__Exercise prompt__.
Write out the entire listing below exactly, with the pictures left out.

· · · · · · ·

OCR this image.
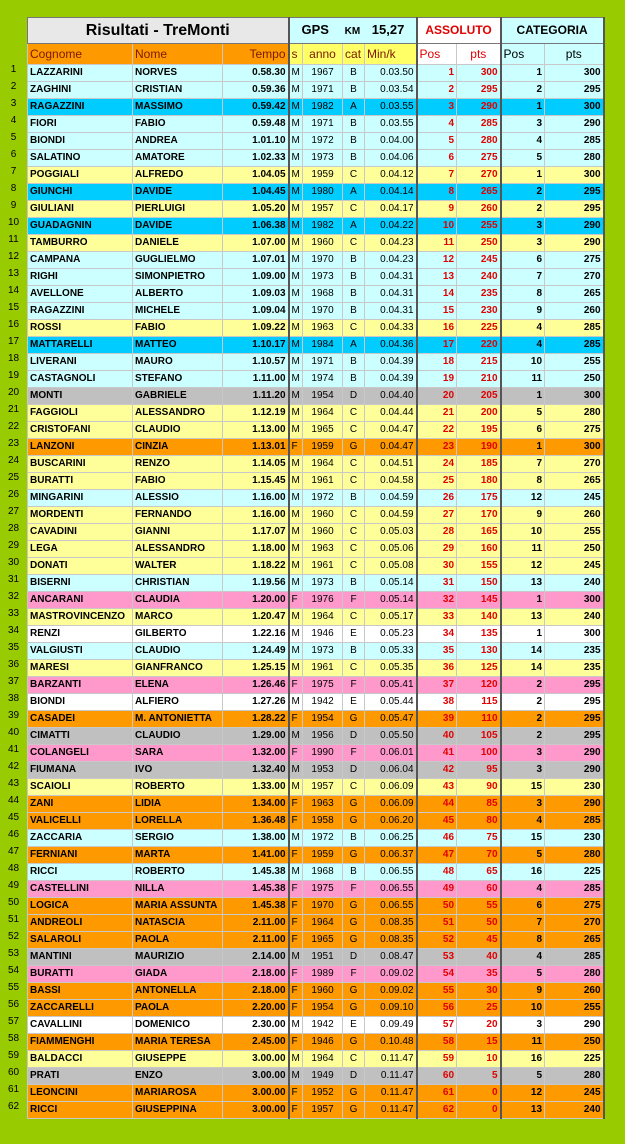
1
2
3
4
5
6
7
8
9
10
11
12
13
14
15
16
17
18
19
20
21
22
23
24
25
26
27
28
29
30
31
32
33
34
35
36
37
38
39
40
41
42
43
44
45
46
47
48
49
50
51
52
53
54
55
56
57
58
59
60
61
62
Risultati - TreMonti			GPS KM 15,27				ASSOLUTO		CATEGORIA	
Cognome	Nome	Tempo	s	anno	cat	Min/k	Pos	pts	Pos	pts
LAZZARINI	NORVES	0.58.30	M	1967	B	0.03.50	1	300	1	300
ZAGHINI	CRISTIAN	0.59.36	M	1971	B	0.03.54	2	295	2	295
RAGAZZINI	MASSIMO	0.59.42	M	1982	A	0.03.55	3	290	1	300
FIORI	FABIO	0.59.48	M	1971	B	0.03.55	4	285	3	290
BIONDI	ANDREA	1.01.10	M	1972	B	0.04.00	5	280	4	285
SALATINO	AMATORE	1.02.33	M	1973	B	0.04.06	6	275	5	280
POGGIALI	ALFREDO	1.04.05	M	1959	C	0.04.12	7	270	1	300
GIUNCHI	DAVIDE	1.04.45	M	1980	A	0.04.14	8	265	2	295
GIULIANI	PIERLUIGI	1.05.20	M	1957	C	0.04.17	9	260	2	295
GUADAGNIN	DAVIDE	1.06.38	M	1982	A	0.04.22	10	255	3	290
TAMBURRO	DANIELE	1.07.00	M	1960	C	0.04.23	11	250	3	290
CAMPANA	GUGLIELMO	1.07.01	M	1970	B	0.04.23	12	245	6	275
RIGHI	SIMONPIETRO	1.09.00	M	1973	B	0.04.31	13	240	7	270
AVELLONE	ALBERTO	1.09.03	M	1968	B	0.04.31	14	235	8	265
RAGAZZINI	MICHELE	1.09.04	M	1970	B	0.04.31	15	230	9	260
ROSSI	FABIO	1.09.22	M	1963	C	0.04.33	16	225	4	285
MATTARELLI	MATTEO	1.10.17	M	1984	A	0.04.36	17	220	4	285
LIVERANI	MAURO	1.10.57	M	1971	B	0.04.39	18	215	10	255
CASTAGNOLI	STEFANO	1.11.00	M	1974	B	0.04.39	19	210	11	250
MONTI	GABRIELE	1.11.20	M	1954	D	0.04.40	20	205	1	300
FAGGIOLI	ALESSANDRO	1.12.19	M	1964	C	0.04.44	21	200	5	280
CRISTOFANI	CLAUDIO	1.13.00	M	1965	C	0.04.47	22	195	6	275
LANZONI	CINZIA	1.13.01	F	1959	G	0.04.47	23	190	1	300
BUSCARINI	RENZO	1.14.05	M	1964	C	0.04.51	24	185	7	270
BURATTI	FABIO	1.15.45	M	1961	C	0.04.58	25	180	8	265
MINGARINI	ALESSIO	1.16.00	M	1972	B	0.04.59	26	175	12	245
MORDENTI	FERNANDO	1.16.00	M	1960	C	0.04.59	27	170	9	260
CAVADINI	GIANNI	1.17.07	M	1960	C	0.05.03	28	165	10	255
LEGA	ALESSANDRO	1.18.00	M	1963	C	0.05.06	29	160	11	250
DONATI	WALTER	1.18.22	M	1961	C	0.05.08	30	155	12	245
BISERNI	CHRISTIAN	1.19.56	M	1973	B	0.05.14	31	150	13	240
ANCARANI	CLAUDIA	1.20.00	F	1976	F	0.05.14	32	145	1	300
MASTROVINCENZO	MARCO	1.20.47	M	1964	C	0.05.17	33	140	13	240
RENZI	GILBERTO	1.22.16	M	1946	E	0.05.23	34	135	1	300
VALGIUSTI	CLAUDIO	1.24.49	M	1973	B	0.05.33	35	130	14	235
MARESI	GIANFRANCO	1.25.15	M	1961	C	0.05.35	36	125	14	235
BARZANTI	ELENA	1.26.46	F	1975	F	0.05.41	37	120	2	295
BIONDI	ALFIERO	1.27.26	M	1942	E	0.05.44	38	115	2	295
CASADEI	M. ANTONIETTA	1.28.22	F	1954	G	0.05.47	39	110	2	295
CIMATTI	CLAUDIO	1.29.00	M	1956	D	0.05.50	40	105	2	295
COLANGELI	SARA	1.32.00	F	1990	F	0.06.01	41	100	3	290
FIUMANA	IVO	1.32.40	M	1953	D	0.06.04	42	95	3	290
SCAIOLI	ROBERTO	1.33.00	M	1957	C	0.06.09	43	90	15	230
ZANI	LIDIA	1.34.00	F	1963	G	0.06.09	44	85	3	290
VALICELLI	LORELLA	1.36.48	F	1958	G	0.06.20	45	80	4	285
ZACCARIA	SERGIO	1.38.00	M	1972	B	0.06.25	46	75	15	230
FERNIANI	MARTA	1.41.00	F	1959	G	0.06.37	47	70	5	280
RICCI	ROBERTO	1.45.38	M	1968	B	0.06.55	48	65	16	225
CASTELLINI	NILLA	1.45.38	F	1975	F	0.06.55	49	60	4	285
LOGICA	MARIA ASSUNTA	1.45.38	F	1970	G	0.06.55	50	55	6	275
ANDREOLI	NATASCIA	2.11.00	F	1964	G	0.08.35	51	50	7	270
SALAROLI	PAOLA	2.11.00	F	1965	G	0.08.35	52	45	8	265
MANTINI	MAURIZIO	2.14.00	M	1951	D	0.08.47	53	40	4	285
BURATTI	GIADA	2.18.00	F	1989	F	0.09.02	54	35	5	280
BASSI	ANTONELLA	2.18.00	F	1960	G	0.09.02	55	30	9	260
ZACCARELLI	PAOLA	2.20.00	F	1954	G	0.09.10	56	25	10	255
CAVALLINI	DOMENICO	2.30.00	M	1942	E	0.09.49	57	20	3	290
FIAMMENGHI	MARIA TERESA	2.45.00	F	1946	G	0.10.48	58	15	11	250
BALDACCI	GIUSEPPE	3.00.00	M	1964	C	0.11.47	59	10	16	225
PRATI	ENZO	3.00.00	M	1949	D	0.11.47	60	5	5	280
LEONCINI	MARIAROSA	3.00.00	F	1952	G	0.11.47	61	0	12	245
RICCI	GIUSEPPINA	3.00.00	F	1957	G	0.11.47	62	0	13	240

· · · · · · ·

__Written answer__.
OCR this image.
1
2
3
4
5
6
7
8
9
10
11
12
13
14
15
16
17
18
19
20
21
22
23
24
25
26
27
28
29
30
31
32
33
34
35
36
37
38
39
40
41
42
43
44
45
46
47
48
49
50
51
52
53
54
55
56
57
58
59
60
61
62
Risultati - TreMonti			GPS KM 15,27				ASSOLUTO		CATEGORIA	
Cognome	Nome	Tempo	s	anno	cat	Min/k	Pos	pts	Pos	pts
LAZZARINI	NORVES	0.58.30	M	1967	B	0.03.50	1	300	1	300
ZAGHINI	CRISTIAN	0.59.36	M	1971	B	0.03.54	2	295	2	295
RAGAZZINI	MASSIMO	0.59.42	M	1982	A	0.03.55	3	290	1	300
FIORI	FABIO	0.59.48	M	1971	B	0.03.55	4	285	3	290
BIONDI	ANDREA	1.01.10	M	1972	B	0.04.00	5	280	4	285
SALATINO	AMATORE	1.02.33	M	1973	B	0.04.06	6	275	5	280
POGGIALI	ALFREDO	1.04.05	M	1959	C	0.04.12	7	270	1	300
GIUNCHI	DAVIDE	1.04.45	M	1980	A	0.04.14	8	265	2	295
GIULIANI	PIERLUIGI	1.05.20	M	1957	C	0.04.17	9	260	2	295
GUADAGNIN	DAVIDE	1.06.38	M	1982	A	0.04.22	10	255	3	290
TAMBURRO	DANIELE	1.07.00	M	1960	C	0.04.23	11	250	3	290
CAMPANA	GUGLIELMO	1.07.01	M	1970	B	0.04.23	12	245	6	275
RIGHI	SIMONPIETRO	1.09.00	M	1973	B	0.04.31	13	240	7	270
AVELLONE	ALBERTO	1.09.03	M	1968	B	0.04.31	14	235	8	265
RAGAZZINI	MICHELE	1.09.04	M	1970	B	0.04.31	15	230	9	260
ROSSI	FABIO	1.09.22	M	1963	C	0.04.33	16	225	4	285
MATTARELLI	MATTEO	1.10.17	M	1984	A	0.04.36	17	220	4	285
LIVERANI	MAURO	1.10.57	M	1971	B	0.04.39	18	215	10	255
CASTAGNOLI	STEFANO	1.11.00	M	1974	B	0.04.39	19	210	11	250
MONTI	GABRIELE	1.11.20	M	1954	D	0.04.40	20	205	1	300
FAGGIOLI	ALESSANDRO	1.12.19	M	1964	C	0.04.44	21	200	5	280
CRISTOFANI	CLAUDIO	1.13.00	M	1965	C	0.04.47	22	195	6	275
LANZONI	CINZIA	1.13.01	F	1959	G	0.04.47	23	190	1	300
BUSCARINI	RENZO	1.14.05	M	1964	C	0.04.51	24	185	7	270
BURATTI	FABIO	1.15.45	M	1961	C	0.04.58	25	180	8	265
MINGARINI	ALESSIO	1.16.00	M	1972	B	0.04.59	26	175	12	245
MORDENTI	FERNANDO	1.16.00	M	1960	C	0.04.59	27	170	9	260
CAVADINI	GIANNI	1.17.07	M	1960	C	0.05.03	28	165	10	255
LEGA	ALESSANDRO	1.18.00	M	1963	C	0.05.06	29	160	11	250
DONATI	WALTER	1.18.22	M	1961	C	0.05.08	30	155	12	245
BISERNI	CHRISTIAN	1.19.56	M	1973	B	0.05.14	31	150	13	240
ANCARANI	CLAUDIA	1.20.00	F	1976	F	0.05.14	32	145	1	300
MASTROVINCENZO	MARCO	1.20.47	M	1964	C	0.05.17	33	140	13	240
RENZI	GILBERTO	1.22.16	M	1946	E	0.05.23	34	135	1	300
VALGIUSTI	CLAUDIO	1.24.49	M	1973	B	0.05.33	35	130	14	235
MARESI	GIANFRANCO	1.25.15	M	1961	C	0.05.35	36	125	14	235
BARZANTI	ELENA	1.26.46	F	1975	F	0.05.41	37	120	2	295
BIONDI	ALFIERO	1.27.26	M	1942	E	0.05.44	38	115	2	295
CASADEI	M. ANTONIETTA	1.28.22	F	1954	G	0.05.47	39	110	2	295
CIMATTI	CLAUDIO	1.29.00	M	1956	D	0.05.50	40	105	2	295
COLANGELI	SARA	1.32.00	F	1990	F	0.06.01	41	100	3	290
FIUMANA	IVO	1.32.40	M	1953	D	0.06.04	42	95	3	290
SCAIOLI	ROBERTO	1.33.00	M	1957	C	0.06.09	43	90	15	230
ZANI	LIDIA	1.34.00	F	1963	G	0.06.09	44	85	3	290
VALICELLI	LORELLA	1.36.48	F	1958	G	0.06.20	45	80	4	285
ZACCARIA	SERGIO	1.38.00	M	1972	B	0.06.25	46	75	15	230
FERNIANI	MARTA	1.41.00	F	1959	G	0.06.37	47	70	5	280
RICCI	ROBERTO	1.45.38	M	1968	B	0.06.55	48	65	16	225
CASTELLINI	NILLA	1.45.38	F	1975	F	0.06.55	49	60	4	285
LOGICA	MARIA ASSUNTA	1.45.38	F	1970	G	0.06.55	50	55	6	275
ANDREOLI	NATASCIA	2.11.00	F	1964	G	0.08.35	51	50	7	270
SALAROLI	PAOLA	2.11.00	F	1965	G	0.08.35	52	45	8	265
MANTINI	MAURIZIO	2.14.00	M	1951	D	0.08.47	53	40	4	285
BURATTI	GIADA	2.18.00	F	1989	F	0.09.02	54	35	5	280
BASSI	ANTONELLA	2.18.00	F	1960	G	0.09.02	55	30	9	260
ZACCARELLI	PAOLA	2.20.00	F	1954	G	0.09.10	56	25	10	255
CAVALLINI	DOMENICO	2.30.00	M	1942	E	0.09.49	57	20	3	290
FIAMMENGHI	MARIA TERESA	2.45.00	F	1946	G	0.10.48	58	15	11	250
BALDACCI	GIUSEPPE	3.00.00	M	1964	C	0.11.47	59	10	16	225
PRATI	ENZO	3.00.00	M	1949	D	0.11.47	60	5	5	280
LEONCINI	MARIAROSA	3.00.00	F	1952	G	0.11.47	61	0	12	245
RICCI	GIUSEPPINA	3.00.00	F	1957	G	0.11.47	62	0	13	240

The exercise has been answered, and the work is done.